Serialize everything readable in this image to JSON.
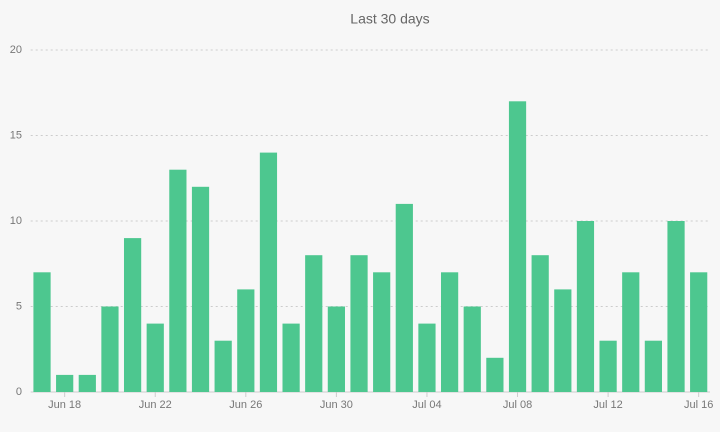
{
  "chart_data": {
    "type": "bar",
    "title": "Last 30 days",
    "categories": [
      null,
      "Jun 18",
      null,
      null,
      null,
      "Jun 22",
      null,
      null,
      null,
      "Jun 26",
      null,
      null,
      null,
      "Jun 30",
      null,
      null,
      null,
      "Jul 04",
      null,
      null,
      null,
      "Jul 08",
      null,
      null,
      null,
      "Jul 12",
      null,
      null,
      null,
      "Jul 16"
    ],
    "values": [
      7,
      1,
      1,
      5,
      9,
      4,
      13,
      12,
      3,
      6,
      14,
      4,
      8,
      5,
      8,
      7,
      11,
      4,
      7,
      5,
      2,
      17,
      8,
      6,
      10,
      3,
      7,
      3,
      10,
      7
    ],
    "color": "#4dc78f",
    "ylim": [
      0,
      20
    ],
    "yticks": [
      0,
      5,
      10,
      15,
      20
    ],
    "grid": true
  }
}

☆ ☆ ☆ ☆

**Written problem**
From the material above, copy everything exactly but the pictures.

**Answer to this problem**
Serialize everything readable in this image to JSON.
{
  "chart_data": {
    "type": "bar",
    "title": "Last 30 days",
    "categories": [
      null,
      "Jun 18",
      null,
      null,
      null,
      "Jun 22",
      null,
      null,
      null,
      "Jun 26",
      null,
      null,
      null,
      "Jun 30",
      null,
      null,
      null,
      "Jul 04",
      null,
      null,
      null,
      "Jul 08",
      null,
      null,
      null,
      "Jul 12",
      null,
      null,
      null,
      "Jul 16"
    ],
    "values": [
      7,
      1,
      1,
      5,
      9,
      4,
      13,
      12,
      3,
      6,
      14,
      4,
      8,
      5,
      8,
      7,
      11,
      4,
      7,
      5,
      2,
      17,
      8,
      6,
      10,
      3,
      7,
      3,
      10,
      7
    ],
    "color": "#4dc78f",
    "ylim": [
      0,
      20
    ],
    "yticks": [
      0,
      5,
      10,
      15,
      20
    ],
    "grid": true
  }
}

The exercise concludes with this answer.